> **TASK BRIEF**
Produce an exact copy of all the records.

> **DATA IN THIS EXERCISE**
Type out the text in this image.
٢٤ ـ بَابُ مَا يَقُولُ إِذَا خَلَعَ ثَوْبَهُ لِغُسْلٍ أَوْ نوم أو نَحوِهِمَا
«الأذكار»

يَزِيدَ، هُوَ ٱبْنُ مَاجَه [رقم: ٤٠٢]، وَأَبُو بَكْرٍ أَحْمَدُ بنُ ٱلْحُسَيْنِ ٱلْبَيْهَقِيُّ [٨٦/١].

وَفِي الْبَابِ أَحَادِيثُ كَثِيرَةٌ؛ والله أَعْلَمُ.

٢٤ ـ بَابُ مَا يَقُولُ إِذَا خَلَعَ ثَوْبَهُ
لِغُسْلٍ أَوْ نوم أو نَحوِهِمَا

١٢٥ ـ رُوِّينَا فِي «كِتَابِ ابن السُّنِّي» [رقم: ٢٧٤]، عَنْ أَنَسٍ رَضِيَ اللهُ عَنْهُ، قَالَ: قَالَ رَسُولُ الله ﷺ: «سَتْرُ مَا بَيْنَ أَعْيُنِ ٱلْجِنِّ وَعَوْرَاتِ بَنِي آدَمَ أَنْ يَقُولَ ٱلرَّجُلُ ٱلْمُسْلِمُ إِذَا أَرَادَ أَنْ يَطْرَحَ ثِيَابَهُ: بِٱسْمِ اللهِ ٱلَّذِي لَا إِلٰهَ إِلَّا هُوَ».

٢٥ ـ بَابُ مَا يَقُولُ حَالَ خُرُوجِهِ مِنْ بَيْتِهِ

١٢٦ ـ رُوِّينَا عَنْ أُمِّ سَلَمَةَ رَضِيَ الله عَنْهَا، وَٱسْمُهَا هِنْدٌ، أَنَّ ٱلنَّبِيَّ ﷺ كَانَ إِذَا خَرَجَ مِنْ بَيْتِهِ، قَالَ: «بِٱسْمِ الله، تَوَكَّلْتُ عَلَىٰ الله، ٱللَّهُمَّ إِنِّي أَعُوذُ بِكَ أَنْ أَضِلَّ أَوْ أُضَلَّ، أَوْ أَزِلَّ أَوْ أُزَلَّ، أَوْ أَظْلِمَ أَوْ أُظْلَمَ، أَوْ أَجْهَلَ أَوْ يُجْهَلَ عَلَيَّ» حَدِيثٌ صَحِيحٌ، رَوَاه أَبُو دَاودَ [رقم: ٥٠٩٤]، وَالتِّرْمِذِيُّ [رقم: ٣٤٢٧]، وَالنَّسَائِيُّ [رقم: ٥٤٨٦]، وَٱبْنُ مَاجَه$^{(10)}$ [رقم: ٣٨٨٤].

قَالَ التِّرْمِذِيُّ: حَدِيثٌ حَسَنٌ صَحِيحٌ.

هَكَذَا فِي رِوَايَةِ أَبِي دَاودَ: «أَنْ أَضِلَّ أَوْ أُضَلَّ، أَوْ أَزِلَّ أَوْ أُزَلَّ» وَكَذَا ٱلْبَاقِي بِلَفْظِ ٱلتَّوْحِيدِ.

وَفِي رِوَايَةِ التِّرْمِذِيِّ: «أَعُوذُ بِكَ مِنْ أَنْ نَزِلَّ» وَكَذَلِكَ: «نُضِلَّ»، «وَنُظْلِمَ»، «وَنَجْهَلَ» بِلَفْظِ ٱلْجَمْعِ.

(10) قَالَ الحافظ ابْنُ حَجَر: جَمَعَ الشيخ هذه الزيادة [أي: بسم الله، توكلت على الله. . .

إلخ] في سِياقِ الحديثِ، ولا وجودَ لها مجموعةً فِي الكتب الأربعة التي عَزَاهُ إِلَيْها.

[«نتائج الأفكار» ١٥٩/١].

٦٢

> **CORRECT OUTPUT**
Type out the text in this image.
٢٤ ـ بَابُ مَا يَقُولُ إِذَا خَلَعَ ثَوْبَهُ لِغُسْلٍ أَوْ نوم أو نَحوِهِمَا
«الأذكار»

يَزِيدَ، هُوَ ٱبْنُ مَاجَه [رقم: ٤٠٢]، وَأَبُو بَكْرٍ أَحْمَدُ بنُ ٱلْحُسَيْنِ ٱلْبَيْهَقِيُّ [٨٦/١].

وَفِي الْبَابِ أَحَادِيثُ كَثِيرَةٌ؛ والله أَعْلَمُ.

٢٤ ـ بَابُ مَا يَقُولُ إِذَا خَلَعَ ثَوْبَهُ
لِغُسْلٍ أَوْ نوم أو نَحوِهِمَا

١٢٥ ـ رُوِّينَا فِي «كِتَابِ ابن السُّنِّي» [رقم: ٢٧٤]، عَنْ أَنَسٍ رَضِيَ اللهُ عَنْهُ، قَالَ: قَالَ رَسُولُ الله ﷺ: «سَتْرُ مَا بَيْنَ أَعْيُنِ ٱلْجِنِّ وَعَوْرَاتِ بَنِي آدَمَ أَنْ يَقُولَ ٱلرَّجُلُ ٱلْمُسْلِمُ إِذَا أَرَادَ أَنْ يَطْرَحَ ثِيَابَهُ: بِٱسْمِ اللهِ ٱلَّذِي لَا إِلٰهَ إِلَّا هُوَ».

٢٥ ـ بَابُ مَا يَقُولُ حَالَ خُرُوجِهِ مِنْ بَيْتِهِ

١٢٦ ـ رُوِّينَا عَنْ أُمِّ سَلَمَةَ رَضِيَ الله عَنْهَا، وَٱسْمُهَا هِنْدٌ، أَنَّ ٱلنَّبِيَّ ﷺ كَانَ إِذَا خَرَجَ مِنْ بَيْتِهِ، قَالَ: «بِٱسْمِ الله، تَوَكَّلْتُ عَلَىٰ الله، ٱللَّهُمَّ إِنِّي أَعُوذُ بِكَ أَنْ أَضِلَّ أَوْ أُضَلَّ، أَوْ أَزِلَّ أَوْ أُزَلَّ، أَوْ أَظْلِمَ أَوْ أُظْلَمَ، أَوْ أَجْهَلَ أَوْ يُجْهَلَ عَلَيَّ» حَدِيثٌ صَحِيحٌ، رَوَاه أَبُو دَاودَ [رقم: ٥٠٩٤]، وَالتِّرْمِذِيُّ [رقم: ٣٤٢٧]، وَالنَّسَائِيُّ [رقم: ٥٤٨٦]، وَٱبْنُ مَاجَه$^{(10)}$ [رقم: ٣٨٨٤].

قَالَ التِّرْمِذِيُّ: حَدِيثٌ حَسَنٌ صَحِيحٌ.

هَكَذَا فِي رِوَايَةِ أَبِي دَاودَ: «أَنْ أَضِلَّ أَوْ أُضَلَّ، أَوْ أَزِلَّ أَوْ أُزَلَّ» وَكَذَا ٱلْبَاقِي بِلَفْظِ ٱلتَّوْحِيدِ.

وَفِي رِوَايَةِ التِّرْمِذِيِّ: «أَعُوذُ بِكَ مِنْ أَنْ نَزِلَّ» وَكَذَلِكَ: «نُضِلَّ»، «وَنُظْلِمَ»، «وَنَجْهَلَ» بِلَفْظِ ٱلْجَمْعِ.

(10) قَالَ الحافظ ابْنُ حَجَر: جَمَعَ الشيخ هذه الزيادة [أي: بسم الله، توكلت على الله. . .

إلخ] في سِياقِ الحديثِ، ولا وجودَ لها مجموعةً فِي الكتب الأربعة التي عَزَاهُ إِلَيْها.

[«نتائج الأفكار» ١٥٩/١].

٦٢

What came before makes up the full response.